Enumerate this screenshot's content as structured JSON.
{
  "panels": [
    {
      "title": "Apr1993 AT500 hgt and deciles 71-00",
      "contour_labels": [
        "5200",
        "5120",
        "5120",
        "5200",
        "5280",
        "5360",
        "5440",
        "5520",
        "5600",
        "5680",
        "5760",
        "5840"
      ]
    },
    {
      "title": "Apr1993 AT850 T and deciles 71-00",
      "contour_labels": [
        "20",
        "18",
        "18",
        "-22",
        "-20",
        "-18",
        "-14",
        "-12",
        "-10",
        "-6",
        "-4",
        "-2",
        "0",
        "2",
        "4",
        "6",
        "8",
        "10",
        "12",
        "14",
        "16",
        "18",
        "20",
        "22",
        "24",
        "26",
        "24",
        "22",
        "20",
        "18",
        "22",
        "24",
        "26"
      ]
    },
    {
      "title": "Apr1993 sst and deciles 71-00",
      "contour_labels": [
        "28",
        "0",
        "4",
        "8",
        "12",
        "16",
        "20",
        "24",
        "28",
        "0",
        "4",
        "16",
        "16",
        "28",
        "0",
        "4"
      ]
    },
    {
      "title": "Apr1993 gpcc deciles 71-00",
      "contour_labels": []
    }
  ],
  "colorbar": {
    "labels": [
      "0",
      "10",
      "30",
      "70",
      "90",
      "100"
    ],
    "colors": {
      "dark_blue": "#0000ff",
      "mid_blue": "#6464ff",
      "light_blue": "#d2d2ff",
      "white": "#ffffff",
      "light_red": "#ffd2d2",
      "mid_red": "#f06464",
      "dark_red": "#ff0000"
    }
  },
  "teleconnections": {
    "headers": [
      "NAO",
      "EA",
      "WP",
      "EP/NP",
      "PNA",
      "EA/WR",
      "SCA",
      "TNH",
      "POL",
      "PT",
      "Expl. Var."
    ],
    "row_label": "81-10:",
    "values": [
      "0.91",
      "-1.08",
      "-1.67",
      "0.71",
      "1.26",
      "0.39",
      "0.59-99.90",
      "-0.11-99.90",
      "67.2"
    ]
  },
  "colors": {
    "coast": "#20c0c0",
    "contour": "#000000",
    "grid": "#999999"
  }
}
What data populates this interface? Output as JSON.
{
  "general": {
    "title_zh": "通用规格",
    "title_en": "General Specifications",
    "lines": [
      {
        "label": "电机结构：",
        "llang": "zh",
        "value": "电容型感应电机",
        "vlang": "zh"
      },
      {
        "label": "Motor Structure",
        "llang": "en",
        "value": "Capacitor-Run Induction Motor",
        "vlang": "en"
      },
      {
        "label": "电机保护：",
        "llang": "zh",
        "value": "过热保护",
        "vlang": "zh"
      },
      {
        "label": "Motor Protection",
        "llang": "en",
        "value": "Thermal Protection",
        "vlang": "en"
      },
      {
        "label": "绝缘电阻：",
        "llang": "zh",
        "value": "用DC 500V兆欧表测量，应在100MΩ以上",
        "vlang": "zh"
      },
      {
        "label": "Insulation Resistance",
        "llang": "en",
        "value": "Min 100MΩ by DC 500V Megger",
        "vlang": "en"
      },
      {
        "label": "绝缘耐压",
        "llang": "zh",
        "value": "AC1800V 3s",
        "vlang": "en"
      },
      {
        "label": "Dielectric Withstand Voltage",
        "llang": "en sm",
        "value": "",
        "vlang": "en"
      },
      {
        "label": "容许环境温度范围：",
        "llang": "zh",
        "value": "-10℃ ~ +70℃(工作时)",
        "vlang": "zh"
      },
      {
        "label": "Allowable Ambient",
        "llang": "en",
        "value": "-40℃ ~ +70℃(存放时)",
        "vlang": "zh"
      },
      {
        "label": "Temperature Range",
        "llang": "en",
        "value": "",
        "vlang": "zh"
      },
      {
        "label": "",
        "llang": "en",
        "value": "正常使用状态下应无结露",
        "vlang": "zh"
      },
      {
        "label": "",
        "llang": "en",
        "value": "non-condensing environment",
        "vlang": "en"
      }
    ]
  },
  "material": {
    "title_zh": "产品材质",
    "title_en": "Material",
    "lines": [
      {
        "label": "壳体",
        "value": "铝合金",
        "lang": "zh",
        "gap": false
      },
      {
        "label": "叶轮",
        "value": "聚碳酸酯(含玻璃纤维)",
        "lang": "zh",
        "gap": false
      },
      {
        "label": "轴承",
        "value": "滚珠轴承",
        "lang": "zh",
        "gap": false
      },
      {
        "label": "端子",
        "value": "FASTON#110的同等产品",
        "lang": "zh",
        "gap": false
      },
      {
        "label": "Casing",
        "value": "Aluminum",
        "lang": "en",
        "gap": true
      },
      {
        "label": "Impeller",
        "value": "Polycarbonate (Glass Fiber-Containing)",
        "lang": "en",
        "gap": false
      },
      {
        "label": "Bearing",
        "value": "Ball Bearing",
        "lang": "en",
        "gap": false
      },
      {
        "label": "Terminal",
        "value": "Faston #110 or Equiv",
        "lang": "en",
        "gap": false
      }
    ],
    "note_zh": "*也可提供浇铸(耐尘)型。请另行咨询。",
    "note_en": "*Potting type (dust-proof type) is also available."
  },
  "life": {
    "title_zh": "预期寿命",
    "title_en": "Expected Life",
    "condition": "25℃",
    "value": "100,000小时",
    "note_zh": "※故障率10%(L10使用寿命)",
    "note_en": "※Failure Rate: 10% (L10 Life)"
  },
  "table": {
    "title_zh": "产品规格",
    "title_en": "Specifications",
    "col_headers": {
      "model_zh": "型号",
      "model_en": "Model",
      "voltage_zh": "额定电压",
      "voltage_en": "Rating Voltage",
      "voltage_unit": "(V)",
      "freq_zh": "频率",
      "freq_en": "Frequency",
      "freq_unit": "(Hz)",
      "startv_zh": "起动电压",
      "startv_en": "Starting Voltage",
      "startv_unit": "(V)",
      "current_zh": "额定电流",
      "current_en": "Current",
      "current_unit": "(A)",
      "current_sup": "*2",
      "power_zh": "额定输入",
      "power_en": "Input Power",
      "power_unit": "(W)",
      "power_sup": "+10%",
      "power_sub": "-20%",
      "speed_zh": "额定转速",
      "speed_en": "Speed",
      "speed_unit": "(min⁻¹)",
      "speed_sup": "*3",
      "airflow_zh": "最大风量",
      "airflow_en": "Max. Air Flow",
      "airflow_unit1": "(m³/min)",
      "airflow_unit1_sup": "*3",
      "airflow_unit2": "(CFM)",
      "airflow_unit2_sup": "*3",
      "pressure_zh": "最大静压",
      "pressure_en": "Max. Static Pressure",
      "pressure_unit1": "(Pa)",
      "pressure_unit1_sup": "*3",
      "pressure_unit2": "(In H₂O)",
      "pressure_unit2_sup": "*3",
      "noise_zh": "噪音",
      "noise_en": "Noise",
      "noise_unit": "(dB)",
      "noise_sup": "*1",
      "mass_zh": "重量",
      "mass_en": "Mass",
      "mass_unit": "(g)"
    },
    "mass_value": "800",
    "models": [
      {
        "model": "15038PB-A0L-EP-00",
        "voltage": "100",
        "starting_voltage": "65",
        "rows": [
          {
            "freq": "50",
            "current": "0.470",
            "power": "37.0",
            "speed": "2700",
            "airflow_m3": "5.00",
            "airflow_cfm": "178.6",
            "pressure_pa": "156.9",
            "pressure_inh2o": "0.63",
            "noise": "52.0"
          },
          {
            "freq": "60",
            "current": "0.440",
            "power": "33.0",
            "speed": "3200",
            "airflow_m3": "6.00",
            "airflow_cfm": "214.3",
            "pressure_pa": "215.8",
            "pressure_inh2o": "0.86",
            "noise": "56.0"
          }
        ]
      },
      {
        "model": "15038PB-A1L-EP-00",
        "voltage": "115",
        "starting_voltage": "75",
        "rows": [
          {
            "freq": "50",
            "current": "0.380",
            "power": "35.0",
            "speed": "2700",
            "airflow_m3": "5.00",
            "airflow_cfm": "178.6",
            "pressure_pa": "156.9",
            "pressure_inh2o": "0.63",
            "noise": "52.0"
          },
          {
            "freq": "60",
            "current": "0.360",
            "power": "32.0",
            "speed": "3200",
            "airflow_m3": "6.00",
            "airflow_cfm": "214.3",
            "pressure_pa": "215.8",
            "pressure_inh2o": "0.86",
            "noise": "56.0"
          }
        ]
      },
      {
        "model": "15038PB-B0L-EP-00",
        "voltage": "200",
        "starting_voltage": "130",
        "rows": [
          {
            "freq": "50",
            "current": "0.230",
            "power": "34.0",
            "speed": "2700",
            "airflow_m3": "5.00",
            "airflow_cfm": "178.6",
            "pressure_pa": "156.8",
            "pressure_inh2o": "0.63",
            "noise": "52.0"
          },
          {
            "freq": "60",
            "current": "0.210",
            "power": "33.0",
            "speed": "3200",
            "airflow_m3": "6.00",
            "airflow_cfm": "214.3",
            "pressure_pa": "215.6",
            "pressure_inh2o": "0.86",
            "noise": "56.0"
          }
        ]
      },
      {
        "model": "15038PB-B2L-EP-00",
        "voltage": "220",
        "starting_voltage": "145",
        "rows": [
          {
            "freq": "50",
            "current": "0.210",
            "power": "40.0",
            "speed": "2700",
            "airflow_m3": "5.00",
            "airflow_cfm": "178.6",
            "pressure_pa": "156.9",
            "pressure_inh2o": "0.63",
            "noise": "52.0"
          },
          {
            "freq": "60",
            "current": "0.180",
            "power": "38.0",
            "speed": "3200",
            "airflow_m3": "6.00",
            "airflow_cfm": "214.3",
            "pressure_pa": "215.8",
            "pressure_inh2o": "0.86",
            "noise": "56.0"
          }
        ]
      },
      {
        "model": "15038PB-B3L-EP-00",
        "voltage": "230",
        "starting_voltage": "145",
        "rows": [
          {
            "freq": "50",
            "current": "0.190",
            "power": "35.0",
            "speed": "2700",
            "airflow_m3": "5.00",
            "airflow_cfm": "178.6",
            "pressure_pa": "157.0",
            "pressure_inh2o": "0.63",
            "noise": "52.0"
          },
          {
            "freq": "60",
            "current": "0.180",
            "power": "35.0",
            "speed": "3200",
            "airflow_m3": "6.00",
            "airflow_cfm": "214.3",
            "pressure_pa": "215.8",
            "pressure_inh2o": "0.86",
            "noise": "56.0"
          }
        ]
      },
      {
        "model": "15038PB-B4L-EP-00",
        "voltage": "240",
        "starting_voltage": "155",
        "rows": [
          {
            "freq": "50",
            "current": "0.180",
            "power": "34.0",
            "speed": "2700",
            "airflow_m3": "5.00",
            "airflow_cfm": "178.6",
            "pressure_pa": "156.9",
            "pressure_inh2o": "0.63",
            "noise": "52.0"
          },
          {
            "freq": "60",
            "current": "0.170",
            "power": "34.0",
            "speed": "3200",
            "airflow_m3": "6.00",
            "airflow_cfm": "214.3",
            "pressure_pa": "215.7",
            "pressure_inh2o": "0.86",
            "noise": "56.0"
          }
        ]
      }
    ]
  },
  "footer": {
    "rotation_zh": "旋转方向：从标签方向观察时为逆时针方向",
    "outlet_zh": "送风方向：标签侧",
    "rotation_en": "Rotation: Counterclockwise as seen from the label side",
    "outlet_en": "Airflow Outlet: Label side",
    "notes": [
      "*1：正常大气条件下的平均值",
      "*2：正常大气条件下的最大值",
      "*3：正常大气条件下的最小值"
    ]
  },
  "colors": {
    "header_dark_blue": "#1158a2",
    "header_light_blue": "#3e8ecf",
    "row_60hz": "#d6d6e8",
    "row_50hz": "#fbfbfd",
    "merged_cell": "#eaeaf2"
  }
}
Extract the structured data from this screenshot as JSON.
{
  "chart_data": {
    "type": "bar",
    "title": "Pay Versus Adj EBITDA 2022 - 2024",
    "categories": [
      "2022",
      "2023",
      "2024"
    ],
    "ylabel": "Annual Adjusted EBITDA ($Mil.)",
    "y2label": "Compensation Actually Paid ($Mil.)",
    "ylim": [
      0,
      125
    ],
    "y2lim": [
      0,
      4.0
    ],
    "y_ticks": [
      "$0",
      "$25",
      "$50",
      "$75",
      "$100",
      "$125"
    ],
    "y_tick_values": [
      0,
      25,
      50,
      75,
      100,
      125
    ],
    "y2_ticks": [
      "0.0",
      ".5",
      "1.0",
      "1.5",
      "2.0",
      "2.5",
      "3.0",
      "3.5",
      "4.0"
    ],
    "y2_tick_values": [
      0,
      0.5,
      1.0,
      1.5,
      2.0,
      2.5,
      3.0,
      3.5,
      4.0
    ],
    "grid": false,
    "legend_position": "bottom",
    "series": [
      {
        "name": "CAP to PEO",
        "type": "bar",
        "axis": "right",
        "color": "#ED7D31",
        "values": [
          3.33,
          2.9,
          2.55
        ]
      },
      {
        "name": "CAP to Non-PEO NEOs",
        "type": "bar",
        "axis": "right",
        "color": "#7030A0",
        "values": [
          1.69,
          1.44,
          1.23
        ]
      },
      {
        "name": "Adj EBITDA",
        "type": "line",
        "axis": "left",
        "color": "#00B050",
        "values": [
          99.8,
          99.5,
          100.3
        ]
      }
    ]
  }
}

####################

**What is expected**
Only a number is needed: how many lines of the material above contain "structured"?

**Answer to this task**
2